WHAT YOU ARE ASKED TO DO: Print out every line, exactly as written.

EXCERPTED DATA:
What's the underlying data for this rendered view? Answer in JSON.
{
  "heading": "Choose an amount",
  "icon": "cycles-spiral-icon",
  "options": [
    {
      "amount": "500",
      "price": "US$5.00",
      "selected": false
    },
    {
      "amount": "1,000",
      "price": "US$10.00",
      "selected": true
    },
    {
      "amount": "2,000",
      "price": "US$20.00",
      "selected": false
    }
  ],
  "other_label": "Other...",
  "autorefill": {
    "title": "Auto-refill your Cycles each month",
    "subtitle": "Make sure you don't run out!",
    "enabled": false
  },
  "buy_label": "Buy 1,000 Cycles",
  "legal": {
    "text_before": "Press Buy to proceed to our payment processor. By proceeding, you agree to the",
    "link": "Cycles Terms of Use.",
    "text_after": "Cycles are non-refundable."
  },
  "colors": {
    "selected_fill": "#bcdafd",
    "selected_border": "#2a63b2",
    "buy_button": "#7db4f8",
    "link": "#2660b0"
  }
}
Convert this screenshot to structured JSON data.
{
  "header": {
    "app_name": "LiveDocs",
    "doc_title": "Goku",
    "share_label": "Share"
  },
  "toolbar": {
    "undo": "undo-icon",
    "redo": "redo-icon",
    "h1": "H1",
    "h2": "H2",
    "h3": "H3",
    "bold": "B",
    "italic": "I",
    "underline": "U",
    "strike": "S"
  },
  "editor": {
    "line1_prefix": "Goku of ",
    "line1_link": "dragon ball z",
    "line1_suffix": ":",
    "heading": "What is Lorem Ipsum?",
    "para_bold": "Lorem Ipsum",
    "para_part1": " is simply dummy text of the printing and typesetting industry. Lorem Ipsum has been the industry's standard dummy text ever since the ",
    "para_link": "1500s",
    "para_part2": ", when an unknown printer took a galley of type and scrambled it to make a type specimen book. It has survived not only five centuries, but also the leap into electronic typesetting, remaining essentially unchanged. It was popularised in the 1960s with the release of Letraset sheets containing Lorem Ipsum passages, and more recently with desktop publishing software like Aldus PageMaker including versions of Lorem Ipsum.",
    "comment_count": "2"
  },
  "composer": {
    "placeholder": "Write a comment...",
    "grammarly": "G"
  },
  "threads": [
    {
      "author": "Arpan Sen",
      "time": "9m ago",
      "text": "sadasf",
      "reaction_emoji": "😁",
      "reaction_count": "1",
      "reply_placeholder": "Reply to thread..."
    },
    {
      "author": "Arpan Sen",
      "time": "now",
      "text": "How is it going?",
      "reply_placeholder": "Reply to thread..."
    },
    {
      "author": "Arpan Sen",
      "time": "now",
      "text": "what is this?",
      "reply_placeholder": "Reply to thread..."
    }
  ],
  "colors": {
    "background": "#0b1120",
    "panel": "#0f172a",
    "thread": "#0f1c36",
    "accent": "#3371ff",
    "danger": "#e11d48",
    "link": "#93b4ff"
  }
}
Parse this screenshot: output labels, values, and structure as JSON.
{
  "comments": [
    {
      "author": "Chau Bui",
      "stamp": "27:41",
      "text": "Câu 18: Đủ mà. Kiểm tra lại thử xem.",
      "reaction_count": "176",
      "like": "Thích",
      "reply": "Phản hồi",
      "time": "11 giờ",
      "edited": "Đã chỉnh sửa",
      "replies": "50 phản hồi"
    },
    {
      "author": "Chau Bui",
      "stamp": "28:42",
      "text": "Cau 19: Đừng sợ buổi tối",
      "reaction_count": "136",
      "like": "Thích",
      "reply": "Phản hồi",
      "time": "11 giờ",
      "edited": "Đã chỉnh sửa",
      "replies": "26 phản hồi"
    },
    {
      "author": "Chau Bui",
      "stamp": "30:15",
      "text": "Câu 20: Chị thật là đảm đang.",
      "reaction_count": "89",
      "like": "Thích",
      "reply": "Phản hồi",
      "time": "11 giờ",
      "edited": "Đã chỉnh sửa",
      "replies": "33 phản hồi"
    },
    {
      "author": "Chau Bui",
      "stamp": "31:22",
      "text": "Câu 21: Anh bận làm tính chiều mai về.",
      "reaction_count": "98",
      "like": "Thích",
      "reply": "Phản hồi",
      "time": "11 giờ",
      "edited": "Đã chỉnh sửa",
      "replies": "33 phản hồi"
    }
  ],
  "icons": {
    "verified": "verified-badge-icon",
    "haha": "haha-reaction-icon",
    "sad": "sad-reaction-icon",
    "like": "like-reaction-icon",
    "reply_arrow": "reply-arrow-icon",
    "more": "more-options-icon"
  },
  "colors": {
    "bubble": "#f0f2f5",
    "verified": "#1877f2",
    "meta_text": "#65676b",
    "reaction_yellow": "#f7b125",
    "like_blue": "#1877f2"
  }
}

COMPLETED TASK:
What's the underlying data for this rendered view? Answer in JSON.
{
  "heading": "Choose an amount",
  "icon": "cycles-spiral-icon",
  "options": [
    {
      "amount": "500",
      "price": "US$5.00",
      "selected": false
    },
    {
      "amount": "1,000",
      "price": "US$10.00",
      "selected": true
    },
    {
      "amount": "2,000",
      "price": "US$20.00",
      "selected": false
    }
  ],
  "other_label": "Other...",
  "autorefill": {
    "title": "Auto-refill your Cycles each month",
    "subtitle": "Make sure you don't run out!",
    "enabled": false
  },
  "buy_label": "Buy 1,000 Cycles",
  "legal": {
    "text_before": "Press Buy to proceed to our payment processor. By proceeding, you agree to the",
    "link": "Cycles Terms of Use.",
    "text_after": "Cycles are non-refundable."
  },
  "colors": {
    "selected_fill": "#bcdafd",
    "selected_border": "#2a63b2",
    "buy_button": "#7db4f8",
    "link": "#2660b0"
  }
}
Convert this screenshot to structured JSON data.
{
  "header": {
    "app_name": "LiveDocs",
    "doc_title": "Goku",
    "share_label": "Share"
  },
  "toolbar": {
    "undo": "undo-icon",
    "redo": "redo-icon",
    "h1": "H1",
    "h2": "H2",
    "h3": "H3",
    "bold": "B",
    "italic": "I",
    "underline": "U",
    "strike": "S"
  },
  "editor": {
    "line1_prefix": "Goku of ",
    "line1_link": "dragon ball z",
    "line1_suffix": ":",
    "heading": "What is Lorem Ipsum?",
    "para_bold": "Lorem Ipsum",
    "para_part1": " is simply dummy text of the printing and typesetting industry. Lorem Ipsum has been the industry's standard dummy text ever since the ",
    "para_link": "1500s",
    "para_part2": ", when an unknown printer took a galley of type and scrambled it to make a type specimen book. It has survived not only five centuries, but also the leap into electronic typesetting, remaining essentially unchanged. It was popularised in the 1960s with the release of Letraset sheets containing Lorem Ipsum passages, and more recently with desktop publishing software like Aldus PageMaker including versions of Lorem Ipsum.",
    "comment_count": "2"
  },
  "composer": {
    "placeholder": "Write a comment...",
    "grammarly": "G"
  },
  "threads": [
    {
      "author": "Arpan Sen",
      "time": "9m ago",
      "text": "sadasf",
      "reaction_emoji": "😁",
      "reaction_count": "1",
      "reply_placeholder": "Reply to thread..."
    },
    {
      "author": "Arpan Sen",
      "time": "now",
      "text": "How is it going?",
      "reply_placeholder": "Reply to thread..."
    },
    {
      "author": "Arpan Sen",
      "time": "now",
      "text": "what is this?",
      "reply_placeholder": "Reply to thread..."
    }
  ],
  "colors": {
    "background": "#0b1120",
    "panel": "#0f172a",
    "thread": "#0f1c36",
    "accent": "#3371ff",
    "danger": "#e11d48",
    "link": "#93b4ff"
  }
}
Parse this screenshot: output labels, values, and structure as JSON.
{
  "comments": [
    {
      "author": "Chau Bui",
      "stamp": "27:41",
      "text": "Câu 18: Đủ mà. Kiểm tra lại thử xem.",
      "reaction_count": "176",
      "like": "Thích",
      "reply": "Phản hồi",
      "time": "11 giờ",
      "edited": "Đã chỉnh sửa",
      "replies": "50 phản hồi"
    },
    {
      "author": "Chau Bui",
      "stamp": "28:42",
      "text": "Cau 19: Đừng sợ buổi tối",
      "reaction_count": "136",
      "like": "Thích",
      "reply": "Phản hồi",
      "time": "11 giờ",
      "edited": "Đã chỉnh sửa",
      "replies": "26 phản hồi"
    },
    {
      "author": "Chau Bui",
      "stamp": "30:15",
      "text": "Câu 20: Chị thật là đảm đang.",
      "reaction_count": "89",
      "like": "Thích",
      "reply": "Phản hồi",
      "time": "11 giờ",
      "edited": "Đã chỉnh sửa",
      "replies": "33 phản hồi"
    },
    {
      "author": "Chau Bui",
      "stamp": "31:22",
      "text": "Câu 21: Anh bận làm tính chiều mai về.",
      "reaction_count": "98",
      "like": "Thích",
      "reply": "Phản hồi",
      "time": "11 giờ",
      "edited": "Đã chỉnh sửa",
      "replies": "33 phản hồi"
    }
  ],
  "icons": {
    "verified": "verified-badge-icon",
    "haha": "haha-reaction-icon",
    "sad": "sad-reaction-icon",
    "like": "like-reaction-icon",
    "reply_arrow": "reply-arrow-icon",
    "more": "more-options-icon"
  },
  "colors": {
    "bubble": "#f0f2f5",
    "verified": "#1877f2",
    "meta_text": "#65676b",
    "reaction_yellow": "#f7b125",
    "like_blue": "#1877f2"
  }
}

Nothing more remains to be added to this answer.